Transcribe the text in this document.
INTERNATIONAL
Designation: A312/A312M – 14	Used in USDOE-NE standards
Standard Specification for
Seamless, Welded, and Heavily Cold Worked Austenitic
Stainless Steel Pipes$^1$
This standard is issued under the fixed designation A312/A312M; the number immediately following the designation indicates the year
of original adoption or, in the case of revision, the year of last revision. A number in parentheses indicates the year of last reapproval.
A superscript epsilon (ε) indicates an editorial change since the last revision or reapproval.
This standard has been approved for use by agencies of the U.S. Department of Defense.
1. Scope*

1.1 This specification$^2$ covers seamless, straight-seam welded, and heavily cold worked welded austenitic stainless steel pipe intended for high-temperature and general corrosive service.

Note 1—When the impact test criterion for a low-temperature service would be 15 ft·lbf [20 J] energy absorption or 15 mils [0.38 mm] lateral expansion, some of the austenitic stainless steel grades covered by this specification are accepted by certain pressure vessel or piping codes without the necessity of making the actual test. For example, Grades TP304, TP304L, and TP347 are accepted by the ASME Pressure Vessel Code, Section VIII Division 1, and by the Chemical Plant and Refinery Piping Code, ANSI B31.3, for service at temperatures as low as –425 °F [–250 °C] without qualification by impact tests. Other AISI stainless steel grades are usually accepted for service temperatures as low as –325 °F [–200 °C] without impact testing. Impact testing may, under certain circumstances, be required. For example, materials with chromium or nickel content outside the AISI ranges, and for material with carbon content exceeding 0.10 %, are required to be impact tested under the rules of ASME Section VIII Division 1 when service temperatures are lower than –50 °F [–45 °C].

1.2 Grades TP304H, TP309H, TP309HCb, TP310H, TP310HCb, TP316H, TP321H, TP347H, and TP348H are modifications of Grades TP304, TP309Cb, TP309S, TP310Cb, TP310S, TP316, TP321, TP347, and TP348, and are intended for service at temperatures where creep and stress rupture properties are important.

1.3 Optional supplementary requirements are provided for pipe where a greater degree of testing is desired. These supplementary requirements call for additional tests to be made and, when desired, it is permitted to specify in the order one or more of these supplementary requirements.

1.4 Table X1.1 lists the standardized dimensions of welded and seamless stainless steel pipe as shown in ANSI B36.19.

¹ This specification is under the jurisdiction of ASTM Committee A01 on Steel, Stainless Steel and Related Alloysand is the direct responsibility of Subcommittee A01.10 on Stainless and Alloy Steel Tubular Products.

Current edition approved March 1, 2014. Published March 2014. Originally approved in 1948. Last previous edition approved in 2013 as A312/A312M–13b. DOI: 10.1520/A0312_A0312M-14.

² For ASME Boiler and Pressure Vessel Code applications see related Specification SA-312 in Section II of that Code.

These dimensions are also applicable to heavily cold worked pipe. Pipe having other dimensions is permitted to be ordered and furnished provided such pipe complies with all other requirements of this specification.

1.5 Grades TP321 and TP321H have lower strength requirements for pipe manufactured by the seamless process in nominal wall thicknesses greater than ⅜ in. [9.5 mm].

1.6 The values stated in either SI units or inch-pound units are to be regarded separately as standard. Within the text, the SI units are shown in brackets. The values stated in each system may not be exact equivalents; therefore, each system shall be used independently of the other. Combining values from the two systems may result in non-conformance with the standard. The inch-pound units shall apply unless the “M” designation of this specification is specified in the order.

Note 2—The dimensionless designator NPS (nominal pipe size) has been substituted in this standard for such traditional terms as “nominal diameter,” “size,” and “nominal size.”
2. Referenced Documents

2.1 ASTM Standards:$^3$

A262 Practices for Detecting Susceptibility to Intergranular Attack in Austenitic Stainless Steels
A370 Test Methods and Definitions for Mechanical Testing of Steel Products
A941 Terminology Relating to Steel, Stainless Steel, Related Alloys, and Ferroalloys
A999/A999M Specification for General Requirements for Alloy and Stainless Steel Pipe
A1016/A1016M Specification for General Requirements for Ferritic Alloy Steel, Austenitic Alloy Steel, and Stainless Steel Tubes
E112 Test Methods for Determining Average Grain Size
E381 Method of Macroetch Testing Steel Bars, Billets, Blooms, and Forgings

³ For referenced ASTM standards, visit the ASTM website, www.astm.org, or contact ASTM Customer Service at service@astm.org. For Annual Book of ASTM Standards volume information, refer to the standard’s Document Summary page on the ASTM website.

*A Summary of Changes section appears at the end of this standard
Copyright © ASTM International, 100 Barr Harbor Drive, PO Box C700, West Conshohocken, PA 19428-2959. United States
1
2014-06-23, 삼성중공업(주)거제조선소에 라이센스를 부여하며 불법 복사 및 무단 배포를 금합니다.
★ ★ ★ ★ ★
● EXERCISE PROMPT:
Gather every line from the listing above in which "permitted" appears, and copy those lines.

● EXERCISE RESPONSE:
1.3 Optional supplementary requirements are provided for pipe where a greater degree of testing is desired. These supplementary requirements call for additional tests to be made and, when desired, it is permitted to specify in the order one or more of these supplementary requirements.
These dimensions are also applicable to heavily cold worked pipe. Pipe having other dimensions is permitted to be ordered and furnished provided such pipe complies with all other requirements of this specification.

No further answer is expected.